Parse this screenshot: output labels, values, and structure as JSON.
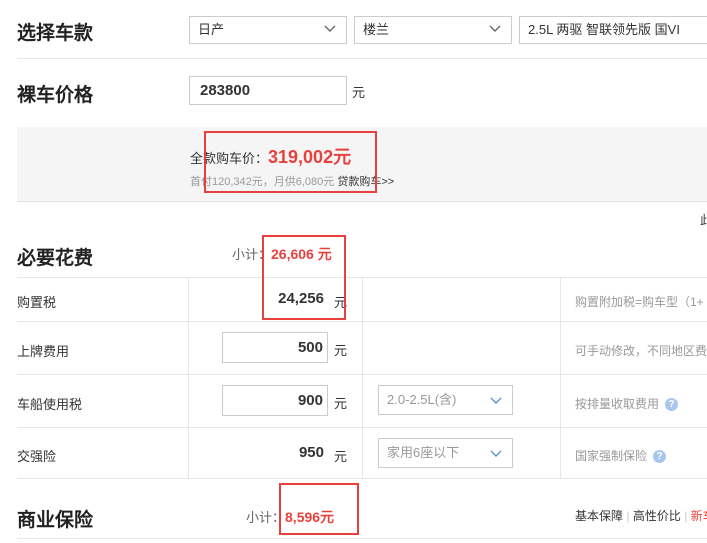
{
  "car_select": {
    "title": "选择车款",
    "brand": "日产",
    "model": "楼兰",
    "trim": "2.5L 两驱 智联领先版 国VI"
  },
  "bare_price": {
    "title": "裸车价格",
    "value": "283800",
    "unit": "元"
  },
  "summary": {
    "total_label": "全款购车价：",
    "total_value": "319,002元",
    "loan_info": "首付120,342元，月供6,080元",
    "loan_link": "贷款购车>>",
    "edge_text": "此"
  },
  "required_fees": {
    "title": "必要花费",
    "subtotal_label": "小计：",
    "subtotal_value": "26,606 元",
    "rows": [
      {
        "label": "购置税",
        "value": "24,256",
        "unit": "元",
        "note": "购置附加税=购车型（1+"
      },
      {
        "label": "上牌费用",
        "value": "500",
        "unit": "元",
        "note": "可手动修改，不同地区费"
      },
      {
        "label": "车船使用税",
        "value": "900",
        "unit": "元",
        "select": "2.0-2.5L(含)",
        "note": "按排量收取费用"
      },
      {
        "label": "交强险",
        "value": "950",
        "unit": "元",
        "select": "家用6座以下",
        "note": "国家强制保险"
      }
    ]
  },
  "commercial_insurance": {
    "title": "商业保险",
    "subtotal_label": "小计：",
    "subtotal_value": "8,596元",
    "options": [
      "基本保障",
      "高性价比",
      "新车"
    ]
  },
  "colors": {
    "accent_red": "#e8413d",
    "help_blue": "#a9c6ee"
  }
}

:::::

• _What to do_
Write only the number of lines in the data above that include "title".

• _The response_
4